Reproduce the material word for word; the images stay out.

[start]

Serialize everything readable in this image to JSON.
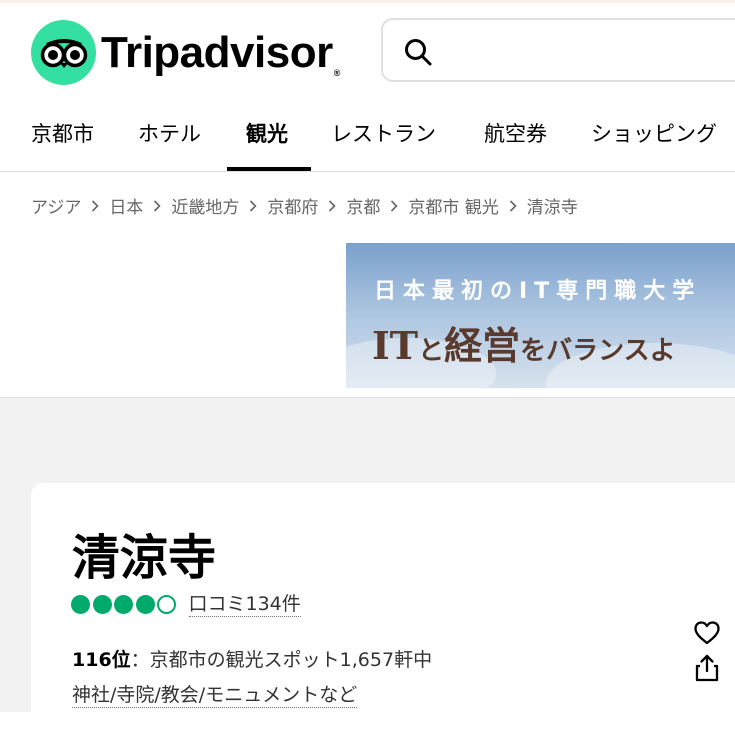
{
  "brand": {
    "name": "Tripadvisor",
    "registered_mark": "®",
    "logo_color": "#34e0a1"
  },
  "search": {
    "icon": "search-icon",
    "placeholder": ""
  },
  "nav": {
    "tabs": [
      {
        "label": "京都市",
        "active": false
      },
      {
        "label": "ホテル",
        "active": false
      },
      {
        "label": "観光",
        "active": true
      },
      {
        "label": "レストラン",
        "active": false
      },
      {
        "label": "航空券",
        "active": false
      },
      {
        "label": "ショッピング",
        "active": false
      }
    ]
  },
  "breadcrumb": [
    "アジア",
    "日本",
    "近畿地方",
    "京都府",
    "京都",
    "京都市 観光",
    "清涼寺"
  ],
  "ad": {
    "line1": "日本最初のIT専門職大学",
    "line2_big1": "IT",
    "line2_small1": "と",
    "line2_big2": "経営",
    "line2_small2": "をバランスよ"
  },
  "place": {
    "title": "清涼寺",
    "rating_bubbles": 4,
    "rating_max": 5,
    "review_text": "口コミ134件",
    "rank_number": "116位",
    "rank_text": "：京都市の観光スポット1,657軒中",
    "categories": "神社/寺院/教会/モニュメントなど"
  },
  "actions": {
    "save_icon": "heart-icon",
    "share_icon": "share-icon"
  },
  "colors": {
    "rating_green": "#00aa6c",
    "page_grey": "#f2f2f2"
  }
}
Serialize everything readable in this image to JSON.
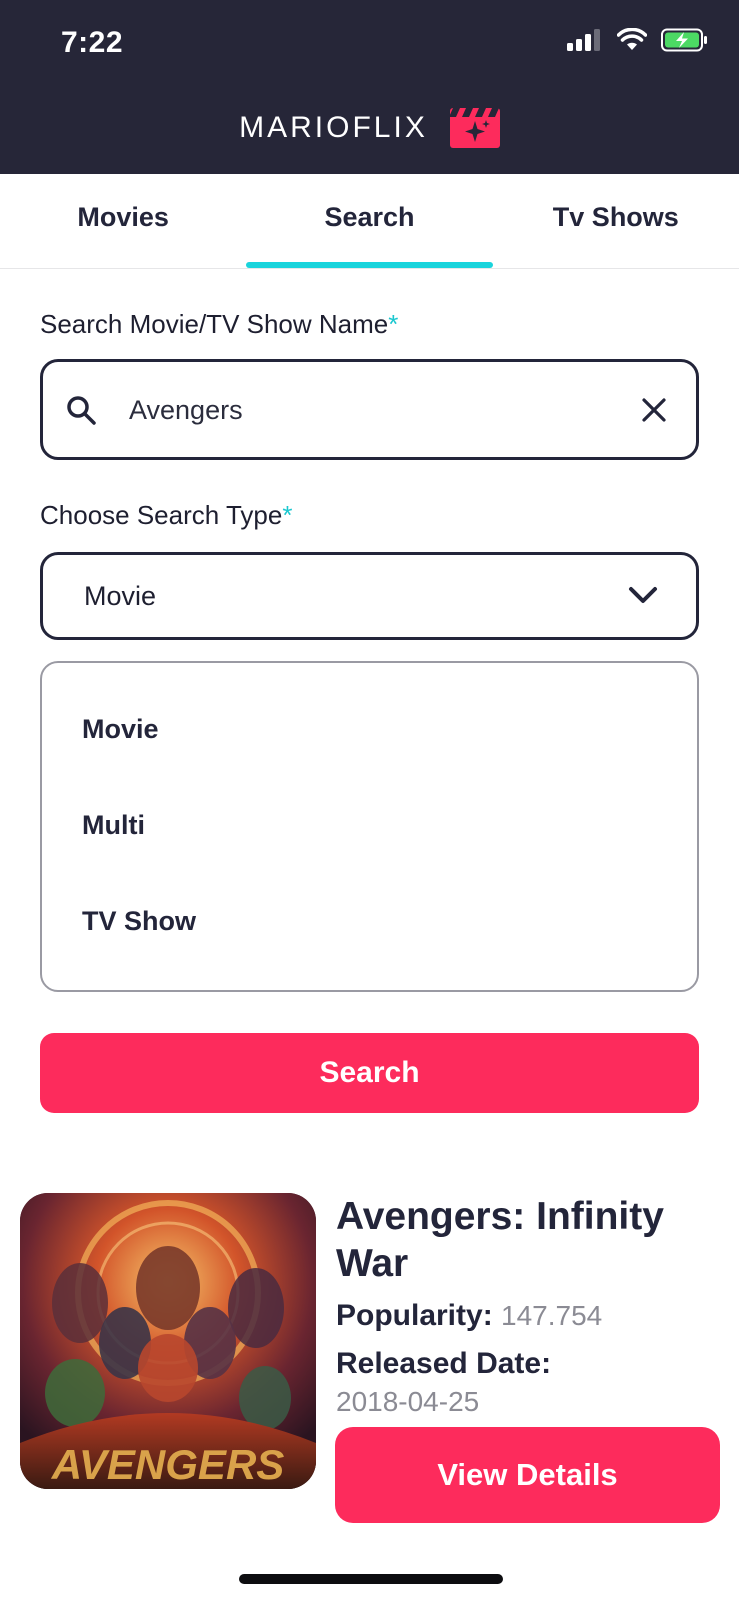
{
  "status_bar": {
    "time": "7:22",
    "icons": [
      "signal-icon",
      "wifi-icon",
      "battery-charging-icon"
    ]
  },
  "header": {
    "app_name": "MARIOFLIX",
    "logo_icon": "clapperboard-sparkle-icon"
  },
  "tabs": [
    {
      "label": "Movies",
      "active": false
    },
    {
      "label": "Search",
      "active": true
    },
    {
      "label": "Tv Shows",
      "active": false
    }
  ],
  "form": {
    "name_label": "Search Movie/TV Show Name",
    "required_mark": "*",
    "search_value": "Avengers",
    "type_label": "Choose Search Type",
    "type_selected": "Movie",
    "type_options": [
      "Movie",
      "Multi",
      "TV Show"
    ],
    "submit_label": "Search"
  },
  "result": {
    "title": "Avengers: Infinity War",
    "popularity_label": "Popularity:",
    "popularity_value": "147.754",
    "released_label": "Released Date:",
    "released_value": "2018-04-25",
    "details_button": "View Details",
    "poster_text": "AVENGERS"
  },
  "colors": {
    "header_bg": "#262638",
    "accent_tab": "#1ad4dc",
    "primary_button": "#fd2b5c",
    "text_dark": "#23253a"
  }
}
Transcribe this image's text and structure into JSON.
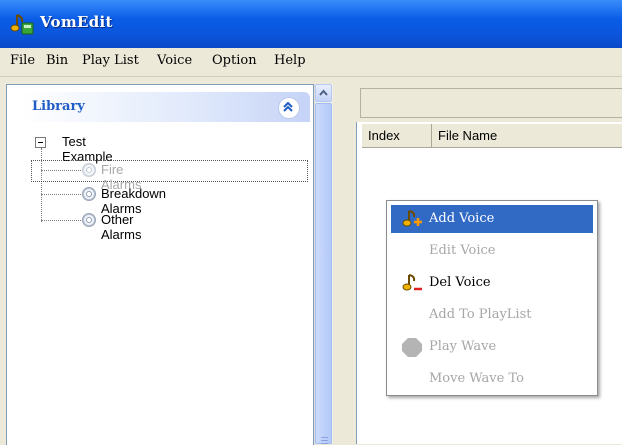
{
  "window": {
    "title": "VomEdit",
    "icon": "app-music-icon"
  },
  "menubar": {
    "items": [
      "File",
      "Bin",
      "Play List",
      "Voice",
      "Option",
      "Help"
    ]
  },
  "library": {
    "title": "Library",
    "collapse_icon": "chevron-double-up-icon",
    "tree": {
      "root": "Test Example",
      "children": [
        "Fire Alarms",
        "Breakdown Alarms",
        "Other Alarms"
      ],
      "selected": "Fire Alarms"
    }
  },
  "list": {
    "columns": [
      "Index",
      "File Name"
    ]
  },
  "context_menu": {
    "items": [
      {
        "label": "Add Voice",
        "icon": "add-voice-icon",
        "enabled": true,
        "highlighted": true
      },
      {
        "label": "Edit Voice",
        "icon": "",
        "enabled": false
      },
      {
        "label": "Del Voice",
        "icon": "delete-voice-icon",
        "enabled": true
      },
      {
        "label": "Add To PlayList",
        "icon": "",
        "enabled": false
      },
      {
        "label": "Play Wave",
        "icon": "stop-octagon-icon",
        "enabled": false
      },
      {
        "label": "Move Wave To",
        "icon": "",
        "enabled": false
      }
    ]
  },
  "colors": {
    "titlebar": "#0a5ce6",
    "highlight": "#316ac5",
    "library_title": "#215dc6"
  }
}
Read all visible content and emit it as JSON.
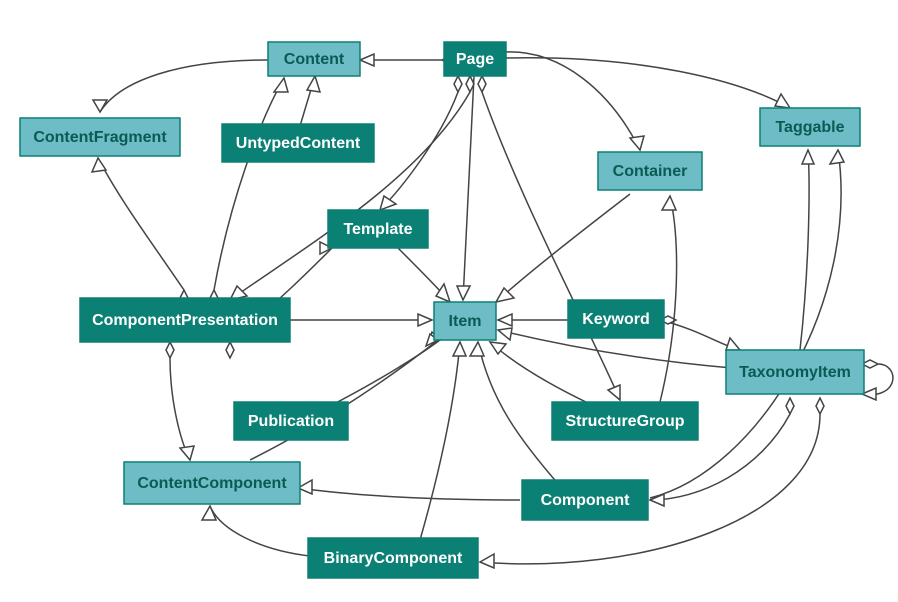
{
  "nodes": {
    "content": {
      "label": "Content",
      "kind": "light"
    },
    "page": {
      "label": "Page",
      "kind": "dark"
    },
    "taggable": {
      "label": "Taggable",
      "kind": "light"
    },
    "contentFragment": {
      "label": "ContentFragment",
      "kind": "light"
    },
    "untypedContent": {
      "label": "UntypedContent",
      "kind": "dark"
    },
    "container": {
      "label": "Container",
      "kind": "light"
    },
    "template": {
      "label": "Template",
      "kind": "dark"
    },
    "componentPresentation": {
      "label": "ComponentPresentation",
      "kind": "dark"
    },
    "item": {
      "label": "Item",
      "kind": "light"
    },
    "keyword": {
      "label": "Keyword",
      "kind": "dark"
    },
    "taxonomyItem": {
      "label": "TaxonomyItem",
      "kind": "light"
    },
    "publication": {
      "label": "Publication",
      "kind": "dark"
    },
    "structureGroup": {
      "label": "StructureGroup",
      "kind": "dark"
    },
    "contentComponent": {
      "label": "ContentComponent",
      "kind": "light"
    },
    "component": {
      "label": "Component",
      "kind": "dark"
    },
    "binaryComponent": {
      "label": "BinaryComponent",
      "kind": "dark"
    }
  },
  "colors": {
    "light_fill": "#6ebcc6",
    "dark_fill": "#0b8075",
    "stroke": "#0b8075",
    "edge": "#444444"
  }
}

[end]

The output:
Serialize everything readable in this image to JSON.
{
  "brand": {
    "name": "Tripadvisor",
    "registered_mark": "®",
    "logo_color": "#34e0a1"
  },
  "search": {
    "icon": "search-icon",
    "placeholder": ""
  },
  "nav": {
    "tabs": [
      {
        "label": "京都市",
        "active": false
      },
      {
        "label": "ホテル",
        "active": false
      },
      {
        "label": "観光",
        "active": true
      },
      {
        "label": "レストラン",
        "active": false
      },
      {
        "label": "航空券",
        "active": false
      },
      {
        "label": "ショッピング",
        "active": false
      }
    ]
  },
  "breadcrumb": [
    "アジア",
    "日本",
    "近畿地方",
    "京都府",
    "京都",
    "京都市 観光",
    "清涼寺"
  ],
  "ad": {
    "line1": "日本最初のIT専門職大学",
    "line2_big1": "IT",
    "line2_small1": "と",
    "line2_big2": "経営",
    "line2_small2": "をバランスよ"
  },
  "place": {
    "title": "清涼寺",
    "rating_bubbles": 4,
    "rating_max": 5,
    "review_text": "口コミ134件",
    "rank_number": "116位",
    "rank_text": "：京都市の観光スポット1,657軒中",
    "categories": "神社/寺院/教会/モニュメントなど"
  },
  "actions": {
    "save_icon": "heart-icon",
    "share_icon": "share-icon"
  },
  "colors": {
    "rating_green": "#00aa6c",
    "page_grey": "#f2f2f2"
  }
}
Serialize everything readable in this image to JSON.
{
  "status_bar": {
    "time": "7:22",
    "icons": [
      "signal-icon",
      "wifi-icon",
      "battery-charging-icon"
    ]
  },
  "header": {
    "app_name": "MARIOFLIX",
    "logo_icon": "clapperboard-sparkle-icon"
  },
  "tabs": [
    {
      "label": "Movies",
      "active": false
    },
    {
      "label": "Search",
      "active": true
    },
    {
      "label": "Tv Shows",
      "active": false
    }
  ],
  "form": {
    "name_label": "Search Movie/TV Show Name",
    "required_mark": "*",
    "search_value": "Avengers",
    "type_label": "Choose Search Type",
    "type_selected": "Movie",
    "type_options": [
      "Movie",
      "Multi",
      "TV Show"
    ],
    "submit_label": "Search"
  },
  "result": {
    "title": "Avengers: Infinity War",
    "popularity_label": "Popularity:",
    "popularity_value": "147.754",
    "released_label": "Released Date:",
    "released_value": "2018-04-25",
    "details_button": "View Details",
    "poster_text": "AVENGERS"
  },
  "colors": {
    "header_bg": "#262638",
    "accent_tab": "#1ad4dc",
    "primary_button": "#fd2b5c",
    "text_dark": "#23253a"
  }
}
Transcribe this image's text and structure into JSON.
{
  "window": {
    "title": "VomEdit",
    "icon": "app-music-icon"
  },
  "menubar": {
    "items": [
      "File",
      "Bin",
      "Play List",
      "Voice",
      "Option",
      "Help"
    ]
  },
  "library": {
    "title": "Library",
    "collapse_icon": "chevron-double-up-icon",
    "tree": {
      "root": "Test Example",
      "children": [
        "Fire Alarms",
        "Breakdown Alarms",
        "Other Alarms"
      ],
      "selected": "Fire Alarms"
    }
  },
  "list": {
    "columns": [
      "Index",
      "File Name"
    ]
  },
  "context_menu": {
    "items": [
      {
        "label": "Add Voice",
        "icon": "add-voice-icon",
        "enabled": true,
        "highlighted": true
      },
      {
        "label": "Edit Voice",
        "icon": "",
        "enabled": false
      },
      {
        "label": "Del Voice",
        "icon": "delete-voice-icon",
        "enabled": true
      },
      {
        "label": "Add To PlayList",
        "icon": "",
        "enabled": false
      },
      {
        "label": "Play Wave",
        "icon": "stop-octagon-icon",
        "enabled": false
      },
      {
        "label": "Move Wave To",
        "icon": "",
        "enabled": false
      }
    ]
  },
  "colors": {
    "titlebar": "#0a5ce6",
    "highlight": "#316ac5",
    "library_title": "#215dc6"
  }
}
Read all visible content and emit it as JSON.
{
  "nodes": {
    "content": {
      "label": "Content",
      "kind": "light"
    },
    "page": {
      "label": "Page",
      "kind": "dark"
    },
    "taggable": {
      "label": "Taggable",
      "kind": "light"
    },
    "contentFragment": {
      "label": "ContentFragment",
      "kind": "light"
    },
    "untypedContent": {
      "label": "UntypedContent",
      "kind": "dark"
    },
    "container": {
      "label": "Container",
      "kind": "light"
    },
    "template": {
      "label": "Template",
      "kind": "dark"
    },
    "componentPresentation": {
      "label": "ComponentPresentation",
      "kind": "dark"
    },
    "item": {
      "label": "Item",
      "kind": "light"
    },
    "keyword": {
      "label": "Keyword",
      "kind": "dark"
    },
    "taxonomyItem": {
      "label": "TaxonomyItem",
      "kind": "light"
    },
    "publication": {
      "label": "Publication",
      "kind": "dark"
    },
    "structureGroup": {
      "label": "StructureGroup",
      "kind": "dark"
    },
    "contentComponent": {
      "label": "ContentComponent",
      "kind": "light"
    },
    "component": {
      "label": "Component",
      "kind": "dark"
    },
    "binaryComponent": {
      "label": "BinaryComponent",
      "kind": "dark"
    }
  },
  "colors": {
    "light_fill": "#6ebcc6",
    "dark_fill": "#0b8075",
    "stroke": "#0b8075",
    "edge": "#444444"
  }
}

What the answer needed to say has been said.